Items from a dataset
------------

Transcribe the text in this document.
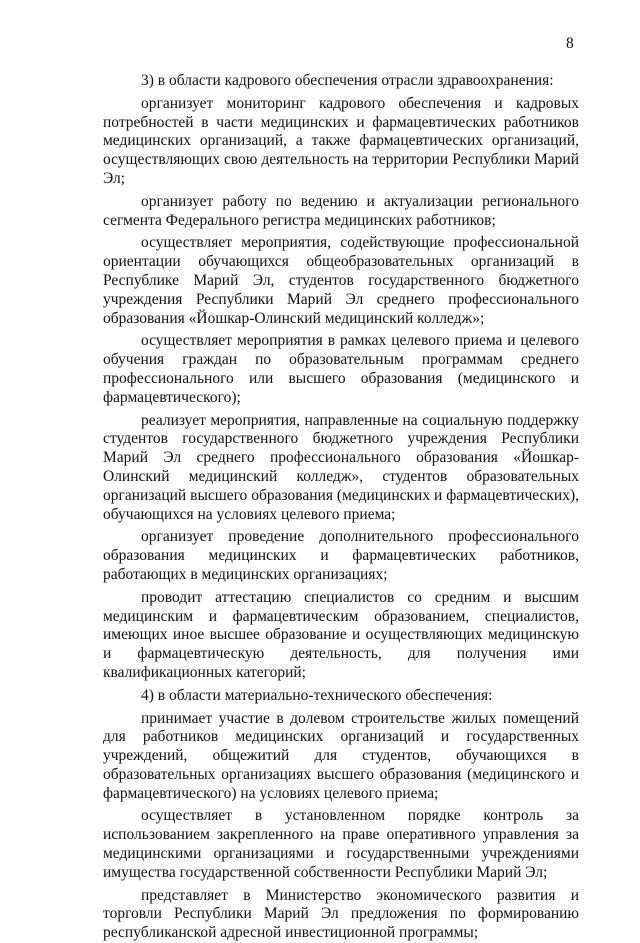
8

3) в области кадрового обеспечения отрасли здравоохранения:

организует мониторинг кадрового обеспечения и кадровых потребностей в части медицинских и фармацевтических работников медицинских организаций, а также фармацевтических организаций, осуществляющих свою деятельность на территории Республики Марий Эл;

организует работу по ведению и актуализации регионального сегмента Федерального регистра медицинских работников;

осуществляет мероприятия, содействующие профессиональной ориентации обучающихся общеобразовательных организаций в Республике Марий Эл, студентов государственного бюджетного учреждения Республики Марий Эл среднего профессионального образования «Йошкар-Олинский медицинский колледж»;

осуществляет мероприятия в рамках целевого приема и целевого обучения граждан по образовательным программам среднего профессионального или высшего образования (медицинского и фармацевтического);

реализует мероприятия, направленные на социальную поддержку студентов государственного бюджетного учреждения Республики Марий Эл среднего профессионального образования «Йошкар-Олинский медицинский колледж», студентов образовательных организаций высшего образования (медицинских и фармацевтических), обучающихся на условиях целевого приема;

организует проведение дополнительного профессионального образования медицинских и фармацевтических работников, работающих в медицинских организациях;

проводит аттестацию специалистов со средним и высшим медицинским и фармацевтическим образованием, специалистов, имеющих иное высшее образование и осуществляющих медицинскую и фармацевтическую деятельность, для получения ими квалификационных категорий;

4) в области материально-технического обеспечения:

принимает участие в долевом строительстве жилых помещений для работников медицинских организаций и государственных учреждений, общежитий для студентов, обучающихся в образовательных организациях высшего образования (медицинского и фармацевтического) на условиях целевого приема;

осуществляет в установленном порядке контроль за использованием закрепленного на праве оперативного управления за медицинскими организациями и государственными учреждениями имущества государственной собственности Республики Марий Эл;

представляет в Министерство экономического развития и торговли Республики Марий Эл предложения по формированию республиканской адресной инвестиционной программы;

------------

> [Exercise goal] All lines in the data that contain the word "медицинского" should be copied.

> [Final answer]
осуществляет мероприятия в рамках целевого приема и целевого обучения граждан по образовательным программам среднего профессионального или высшего образования (медицинского и фармацевтического);
принимает участие в долевом строительстве жилых помещений для работников медицинских организаций и государственных учреждений, общежитий для студентов, обучающихся в образовательных организациях высшего образования (медицинского и фармацевтического) на условиях целевого приема;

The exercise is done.